## Set exercise
Restate the entries below word for word, omitting nothing.

## Given data
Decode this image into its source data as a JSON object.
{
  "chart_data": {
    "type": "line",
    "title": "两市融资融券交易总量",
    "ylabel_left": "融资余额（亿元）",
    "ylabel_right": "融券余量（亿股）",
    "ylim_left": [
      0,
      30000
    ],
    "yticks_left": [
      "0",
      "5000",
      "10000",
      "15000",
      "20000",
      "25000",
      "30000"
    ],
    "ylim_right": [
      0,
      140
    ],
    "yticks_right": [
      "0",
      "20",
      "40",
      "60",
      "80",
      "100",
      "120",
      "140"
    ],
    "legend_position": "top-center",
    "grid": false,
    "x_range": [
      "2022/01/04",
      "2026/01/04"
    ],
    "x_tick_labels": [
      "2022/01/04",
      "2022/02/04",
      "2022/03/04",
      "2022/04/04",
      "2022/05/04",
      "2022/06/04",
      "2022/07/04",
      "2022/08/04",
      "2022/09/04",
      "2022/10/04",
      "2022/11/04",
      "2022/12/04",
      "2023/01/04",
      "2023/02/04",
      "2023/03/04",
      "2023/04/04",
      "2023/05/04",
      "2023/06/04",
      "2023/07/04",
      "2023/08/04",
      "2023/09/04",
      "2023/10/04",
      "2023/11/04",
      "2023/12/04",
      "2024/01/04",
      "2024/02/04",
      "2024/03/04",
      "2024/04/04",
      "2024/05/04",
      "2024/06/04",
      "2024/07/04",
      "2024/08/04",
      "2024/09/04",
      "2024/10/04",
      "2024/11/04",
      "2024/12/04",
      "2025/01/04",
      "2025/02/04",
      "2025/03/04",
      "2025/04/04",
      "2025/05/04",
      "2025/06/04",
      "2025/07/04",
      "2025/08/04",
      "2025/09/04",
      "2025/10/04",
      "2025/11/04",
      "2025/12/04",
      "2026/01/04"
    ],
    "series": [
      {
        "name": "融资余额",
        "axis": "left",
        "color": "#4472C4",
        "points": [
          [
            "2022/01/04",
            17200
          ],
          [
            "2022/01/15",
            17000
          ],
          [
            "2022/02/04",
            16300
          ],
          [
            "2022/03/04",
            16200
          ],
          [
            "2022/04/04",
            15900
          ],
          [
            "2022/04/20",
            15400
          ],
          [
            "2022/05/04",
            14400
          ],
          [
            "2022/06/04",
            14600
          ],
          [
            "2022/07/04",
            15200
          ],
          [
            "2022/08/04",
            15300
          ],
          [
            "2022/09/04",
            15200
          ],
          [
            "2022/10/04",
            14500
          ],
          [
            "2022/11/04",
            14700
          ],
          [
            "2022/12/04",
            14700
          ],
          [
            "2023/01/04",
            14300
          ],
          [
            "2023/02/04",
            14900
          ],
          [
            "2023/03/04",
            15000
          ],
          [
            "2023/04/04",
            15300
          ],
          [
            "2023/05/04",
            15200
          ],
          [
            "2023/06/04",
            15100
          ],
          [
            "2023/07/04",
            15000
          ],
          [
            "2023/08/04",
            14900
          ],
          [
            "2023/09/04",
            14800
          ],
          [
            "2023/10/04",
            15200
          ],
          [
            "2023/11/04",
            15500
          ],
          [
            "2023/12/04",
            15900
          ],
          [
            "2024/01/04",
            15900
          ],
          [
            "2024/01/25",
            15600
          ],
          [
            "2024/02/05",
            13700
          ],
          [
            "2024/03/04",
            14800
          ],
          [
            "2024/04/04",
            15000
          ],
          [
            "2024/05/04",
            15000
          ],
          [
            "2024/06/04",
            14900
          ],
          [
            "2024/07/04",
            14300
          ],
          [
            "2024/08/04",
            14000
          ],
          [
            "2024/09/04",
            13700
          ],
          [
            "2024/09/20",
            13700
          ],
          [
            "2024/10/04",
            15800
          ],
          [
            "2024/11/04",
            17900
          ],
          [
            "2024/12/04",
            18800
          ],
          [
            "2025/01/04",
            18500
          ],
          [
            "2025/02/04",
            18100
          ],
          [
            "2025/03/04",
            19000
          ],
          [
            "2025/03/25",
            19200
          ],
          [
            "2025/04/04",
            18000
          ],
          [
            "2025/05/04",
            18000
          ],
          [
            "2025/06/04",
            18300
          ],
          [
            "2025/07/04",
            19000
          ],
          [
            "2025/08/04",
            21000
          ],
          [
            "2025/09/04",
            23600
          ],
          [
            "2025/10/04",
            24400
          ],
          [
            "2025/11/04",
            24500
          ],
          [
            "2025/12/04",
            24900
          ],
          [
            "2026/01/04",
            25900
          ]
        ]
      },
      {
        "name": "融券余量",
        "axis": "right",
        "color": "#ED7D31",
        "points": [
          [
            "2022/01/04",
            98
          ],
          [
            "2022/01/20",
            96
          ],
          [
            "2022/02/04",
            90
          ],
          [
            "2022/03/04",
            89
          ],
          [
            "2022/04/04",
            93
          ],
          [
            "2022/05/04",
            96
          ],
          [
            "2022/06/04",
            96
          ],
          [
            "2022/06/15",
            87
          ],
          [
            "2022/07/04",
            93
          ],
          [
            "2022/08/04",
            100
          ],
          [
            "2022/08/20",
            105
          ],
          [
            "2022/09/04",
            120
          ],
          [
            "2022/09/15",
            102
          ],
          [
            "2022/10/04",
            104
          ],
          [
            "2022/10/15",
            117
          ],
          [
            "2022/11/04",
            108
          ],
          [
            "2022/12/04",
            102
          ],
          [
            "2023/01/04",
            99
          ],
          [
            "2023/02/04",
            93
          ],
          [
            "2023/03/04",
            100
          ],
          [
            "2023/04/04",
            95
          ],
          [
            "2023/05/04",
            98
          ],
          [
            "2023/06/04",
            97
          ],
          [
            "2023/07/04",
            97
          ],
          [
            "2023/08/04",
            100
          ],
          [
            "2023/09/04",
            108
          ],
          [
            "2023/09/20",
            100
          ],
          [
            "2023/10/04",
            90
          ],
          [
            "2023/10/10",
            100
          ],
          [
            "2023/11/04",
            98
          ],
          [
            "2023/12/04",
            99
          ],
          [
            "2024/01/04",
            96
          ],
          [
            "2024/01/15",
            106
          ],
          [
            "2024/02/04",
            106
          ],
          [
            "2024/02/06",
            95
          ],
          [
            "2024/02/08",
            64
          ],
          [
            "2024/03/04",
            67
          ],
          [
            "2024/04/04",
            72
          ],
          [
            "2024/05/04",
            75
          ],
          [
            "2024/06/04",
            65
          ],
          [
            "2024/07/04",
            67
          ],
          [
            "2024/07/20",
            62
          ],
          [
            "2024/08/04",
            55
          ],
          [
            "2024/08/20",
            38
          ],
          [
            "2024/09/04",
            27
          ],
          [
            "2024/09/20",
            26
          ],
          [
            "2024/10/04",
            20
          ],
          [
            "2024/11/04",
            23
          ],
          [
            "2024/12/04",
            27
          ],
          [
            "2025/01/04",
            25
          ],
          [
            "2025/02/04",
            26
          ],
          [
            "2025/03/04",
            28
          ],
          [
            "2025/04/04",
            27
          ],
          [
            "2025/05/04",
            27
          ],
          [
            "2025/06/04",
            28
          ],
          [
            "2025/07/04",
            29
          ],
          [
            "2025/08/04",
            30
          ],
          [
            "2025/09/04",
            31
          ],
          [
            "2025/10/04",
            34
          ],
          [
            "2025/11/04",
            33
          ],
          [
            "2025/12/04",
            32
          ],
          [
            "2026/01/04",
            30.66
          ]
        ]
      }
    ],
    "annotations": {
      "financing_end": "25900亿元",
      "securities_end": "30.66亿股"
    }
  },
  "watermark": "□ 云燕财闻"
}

## Task solution
Decode this image into its source data as a JSON object.
{
  "chart_data": {
    "type": "line",
    "title": "两市融资融券交易总量",
    "ylabel_left": "融资余额（亿元）",
    "ylabel_right": "融券余量（亿股）",
    "ylim_left": [
      0,
      30000
    ],
    "yticks_left": [
      "0",
      "5000",
      "10000",
      "15000",
      "20000",
      "25000",
      "30000"
    ],
    "ylim_right": [
      0,
      140
    ],
    "yticks_right": [
      "0",
      "20",
      "40",
      "60",
      "80",
      "100",
      "120",
      "140"
    ],
    "legend_position": "top-center",
    "grid": false,
    "x_range": [
      "2022/01/04",
      "2026/01/04"
    ],
    "x_tick_labels": [
      "2022/01/04",
      "2022/02/04",
      "2022/03/04",
      "2022/04/04",
      "2022/05/04",
      "2022/06/04",
      "2022/07/04",
      "2022/08/04",
      "2022/09/04",
      "2022/10/04",
      "2022/11/04",
      "2022/12/04",
      "2023/01/04",
      "2023/02/04",
      "2023/03/04",
      "2023/04/04",
      "2023/05/04",
      "2023/06/04",
      "2023/07/04",
      "2023/08/04",
      "2023/09/04",
      "2023/10/04",
      "2023/11/04",
      "2023/12/04",
      "2024/01/04",
      "2024/02/04",
      "2024/03/04",
      "2024/04/04",
      "2024/05/04",
      "2024/06/04",
      "2024/07/04",
      "2024/08/04",
      "2024/09/04",
      "2024/10/04",
      "2024/11/04",
      "2024/12/04",
      "2025/01/04",
      "2025/02/04",
      "2025/03/04",
      "2025/04/04",
      "2025/05/04",
      "2025/06/04",
      "2025/07/04",
      "2025/08/04",
      "2025/09/04",
      "2025/10/04",
      "2025/11/04",
      "2025/12/04",
      "2026/01/04"
    ],
    "series": [
      {
        "name": "融资余额",
        "axis": "left",
        "color": "#4472C4",
        "points": [
          [
            "2022/01/04",
            17200
          ],
          [
            "2022/01/15",
            17000
          ],
          [
            "2022/02/04",
            16300
          ],
          [
            "2022/03/04",
            16200
          ],
          [
            "2022/04/04",
            15900
          ],
          [
            "2022/04/20",
            15400
          ],
          [
            "2022/05/04",
            14400
          ],
          [
            "2022/06/04",
            14600
          ],
          [
            "2022/07/04",
            15200
          ],
          [
            "2022/08/04",
            15300
          ],
          [
            "2022/09/04",
            15200
          ],
          [
            "2022/10/04",
            14500
          ],
          [
            "2022/11/04",
            14700
          ],
          [
            "2022/12/04",
            14700
          ],
          [
            "2023/01/04",
            14300
          ],
          [
            "2023/02/04",
            14900
          ],
          [
            "2023/03/04",
            15000
          ],
          [
            "2023/04/04",
            15300
          ],
          [
            "2023/05/04",
            15200
          ],
          [
            "2023/06/04",
            15100
          ],
          [
            "2023/07/04",
            15000
          ],
          [
            "2023/08/04",
            14900
          ],
          [
            "2023/09/04",
            14800
          ],
          [
            "2023/10/04",
            15200
          ],
          [
            "2023/11/04",
            15500
          ],
          [
            "2023/12/04",
            15900
          ],
          [
            "2024/01/04",
            15900
          ],
          [
            "2024/01/25",
            15600
          ],
          [
            "2024/02/05",
            13700
          ],
          [
            "2024/03/04",
            14800
          ],
          [
            "2024/04/04",
            15000
          ],
          [
            "2024/05/04",
            15000
          ],
          [
            "2024/06/04",
            14900
          ],
          [
            "2024/07/04",
            14300
          ],
          [
            "2024/08/04",
            14000
          ],
          [
            "2024/09/04",
            13700
          ],
          [
            "2024/09/20",
            13700
          ],
          [
            "2024/10/04",
            15800
          ],
          [
            "2024/11/04",
            17900
          ],
          [
            "2024/12/04",
            18800
          ],
          [
            "2025/01/04",
            18500
          ],
          [
            "2025/02/04",
            18100
          ],
          [
            "2025/03/04",
            19000
          ],
          [
            "2025/03/25",
            19200
          ],
          [
            "2025/04/04",
            18000
          ],
          [
            "2025/05/04",
            18000
          ],
          [
            "2025/06/04",
            18300
          ],
          [
            "2025/07/04",
            19000
          ],
          [
            "2025/08/04",
            21000
          ],
          [
            "2025/09/04",
            23600
          ],
          [
            "2025/10/04",
            24400
          ],
          [
            "2025/11/04",
            24500
          ],
          [
            "2025/12/04",
            24900
          ],
          [
            "2026/01/04",
            25900
          ]
        ]
      },
      {
        "name": "融券余量",
        "axis": "right",
        "color": "#ED7D31",
        "points": [
          [
            "2022/01/04",
            98
          ],
          [
            "2022/01/20",
            96
          ],
          [
            "2022/02/04",
            90
          ],
          [
            "2022/03/04",
            89
          ],
          [
            "2022/04/04",
            93
          ],
          [
            "2022/05/04",
            96
          ],
          [
            "2022/06/04",
            96
          ],
          [
            "2022/06/15",
            87
          ],
          [
            "2022/07/04",
            93
          ],
          [
            "2022/08/04",
            100
          ],
          [
            "2022/08/20",
            105
          ],
          [
            "2022/09/04",
            120
          ],
          [
            "2022/09/15",
            102
          ],
          [
            "2022/10/04",
            104
          ],
          [
            "2022/10/15",
            117
          ],
          [
            "2022/11/04",
            108
          ],
          [
            "2022/12/04",
            102
          ],
          [
            "2023/01/04",
            99
          ],
          [
            "2023/02/04",
            93
          ],
          [
            "2023/03/04",
            100
          ],
          [
            "2023/04/04",
            95
          ],
          [
            "2023/05/04",
            98
          ],
          [
            "2023/06/04",
            97
          ],
          [
            "2023/07/04",
            97
          ],
          [
            "2023/08/04",
            100
          ],
          [
            "2023/09/04",
            108
          ],
          [
            "2023/09/20",
            100
          ],
          [
            "2023/10/04",
            90
          ],
          [
            "2023/10/10",
            100
          ],
          [
            "2023/11/04",
            98
          ],
          [
            "2023/12/04",
            99
          ],
          [
            "2024/01/04",
            96
          ],
          [
            "2024/01/15",
            106
          ],
          [
            "2024/02/04",
            106
          ],
          [
            "2024/02/06",
            95
          ],
          [
            "2024/02/08",
            64
          ],
          [
            "2024/03/04",
            67
          ],
          [
            "2024/04/04",
            72
          ],
          [
            "2024/05/04",
            75
          ],
          [
            "2024/06/04",
            65
          ],
          [
            "2024/07/04",
            67
          ],
          [
            "2024/07/20",
            62
          ],
          [
            "2024/08/04",
            55
          ],
          [
            "2024/08/20",
            38
          ],
          [
            "2024/09/04",
            27
          ],
          [
            "2024/09/20",
            26
          ],
          [
            "2024/10/04",
            20
          ],
          [
            "2024/11/04",
            23
          ],
          [
            "2024/12/04",
            27
          ],
          [
            "2025/01/04",
            25
          ],
          [
            "2025/02/04",
            26
          ],
          [
            "2025/03/04",
            28
          ],
          [
            "2025/04/04",
            27
          ],
          [
            "2025/05/04",
            27
          ],
          [
            "2025/06/04",
            28
          ],
          [
            "2025/07/04",
            29
          ],
          [
            "2025/08/04",
            30
          ],
          [
            "2025/09/04",
            31
          ],
          [
            "2025/10/04",
            34
          ],
          [
            "2025/11/04",
            33
          ],
          [
            "2025/12/04",
            32
          ],
          [
            "2026/01/04",
            30.66
          ]
        ]
      }
    ],
    "annotations": {
      "financing_end": "25900亿元",
      "securities_end": "30.66亿股"
    }
  },
  "watermark": "□ 云燕财闻"
}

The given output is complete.